### EXERCISE BRIEF
Output the full listing word for word.

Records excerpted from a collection
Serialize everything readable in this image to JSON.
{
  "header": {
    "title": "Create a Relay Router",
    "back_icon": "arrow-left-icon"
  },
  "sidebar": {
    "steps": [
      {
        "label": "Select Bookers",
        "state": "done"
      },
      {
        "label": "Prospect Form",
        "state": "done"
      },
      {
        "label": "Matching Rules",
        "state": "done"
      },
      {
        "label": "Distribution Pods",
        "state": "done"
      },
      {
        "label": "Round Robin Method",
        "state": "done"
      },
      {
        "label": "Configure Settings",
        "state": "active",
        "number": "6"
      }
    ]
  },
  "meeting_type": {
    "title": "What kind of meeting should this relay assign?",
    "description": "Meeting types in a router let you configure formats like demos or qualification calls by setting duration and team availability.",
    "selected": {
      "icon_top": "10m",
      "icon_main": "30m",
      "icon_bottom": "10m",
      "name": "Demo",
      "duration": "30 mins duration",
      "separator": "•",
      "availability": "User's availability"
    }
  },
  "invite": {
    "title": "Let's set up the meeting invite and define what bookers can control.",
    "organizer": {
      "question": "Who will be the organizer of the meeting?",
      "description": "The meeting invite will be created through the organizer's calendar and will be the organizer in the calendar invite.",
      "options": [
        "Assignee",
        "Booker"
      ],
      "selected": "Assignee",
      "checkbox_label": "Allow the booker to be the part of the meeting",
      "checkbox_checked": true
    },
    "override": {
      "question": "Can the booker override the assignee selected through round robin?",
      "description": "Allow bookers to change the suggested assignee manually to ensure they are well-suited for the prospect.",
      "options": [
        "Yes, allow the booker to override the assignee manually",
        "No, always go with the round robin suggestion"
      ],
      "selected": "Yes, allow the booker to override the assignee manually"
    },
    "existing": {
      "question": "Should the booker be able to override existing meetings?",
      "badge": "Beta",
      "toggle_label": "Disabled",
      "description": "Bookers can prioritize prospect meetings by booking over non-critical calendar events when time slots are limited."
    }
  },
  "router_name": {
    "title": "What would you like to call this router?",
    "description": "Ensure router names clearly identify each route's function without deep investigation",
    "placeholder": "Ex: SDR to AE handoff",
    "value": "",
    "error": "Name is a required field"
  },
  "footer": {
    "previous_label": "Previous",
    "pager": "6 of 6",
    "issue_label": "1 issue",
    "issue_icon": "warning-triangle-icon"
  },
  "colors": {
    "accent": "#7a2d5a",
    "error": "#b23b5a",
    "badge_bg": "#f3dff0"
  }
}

### EXERCISE OUTPUT
Serialize everything readable in this image to JSON.
{
  "header": {
    "title": "Create a Relay Router",
    "back_icon": "arrow-left-icon"
  },
  "sidebar": {
    "steps": [
      {
        "label": "Select Bookers",
        "state": "done"
      },
      {
        "label": "Prospect Form",
        "state": "done"
      },
      {
        "label": "Matching Rules",
        "state": "done"
      },
      {
        "label": "Distribution Pods",
        "state": "done"
      },
      {
        "label": "Round Robin Method",
        "state": "done"
      },
      {
        "label": "Configure Settings",
        "state": "active",
        "number": "6"
      }
    ]
  },
  "meeting_type": {
    "title": "What kind of meeting should this relay assign?",
    "description": "Meeting types in a router let you configure formats like demos or qualification calls by setting duration and team availability.",
    "selected": {
      "icon_top": "10m",
      "icon_main": "30m",
      "icon_bottom": "10m",
      "name": "Demo",
      "duration": "30 mins duration",
      "separator": "•",
      "availability": "User's availability"
    }
  },
  "invite": {
    "title": "Let's set up the meeting invite and define what bookers can control.",
    "organizer": {
      "question": "Who will be the organizer of the meeting?",
      "description": "The meeting invite will be created through the organizer's calendar and will be the organizer in the calendar invite.",
      "options": [
        "Assignee",
        "Booker"
      ],
      "selected": "Assignee",
      "checkbox_label": "Allow the booker to be the part of the meeting",
      "checkbox_checked": true
    },
    "override": {
      "question": "Can the booker override the assignee selected through round robin?",
      "description": "Allow bookers to change the suggested assignee manually to ensure they are well-suited for the prospect.",
      "options": [
        "Yes, allow the booker to override the assignee manually",
        "No, always go with the round robin suggestion"
      ],
      "selected": "Yes, allow the booker to override the assignee manually"
    },
    "existing": {
      "question": "Should the booker be able to override existing meetings?",
      "badge": "Beta",
      "toggle_label": "Disabled",
      "description": "Bookers can prioritize prospect meetings by booking over non-critical calendar events when time slots are limited."
    }
  },
  "router_name": {
    "title": "What would you like to call this router?",
    "description": "Ensure router names clearly identify each route's function without deep investigation",
    "placeholder": "Ex: SDR to AE handoff",
    "value": "",
    "error": "Name is a required field"
  },
  "footer": {
    "previous_label": "Previous",
    "pager": "6 of 6",
    "issue_label": "1 issue",
    "issue_icon": "warning-triangle-icon"
  },
  "colors": {
    "accent": "#7a2d5a",
    "error": "#b23b5a",
    "badge_bg": "#f3dff0"
  }
}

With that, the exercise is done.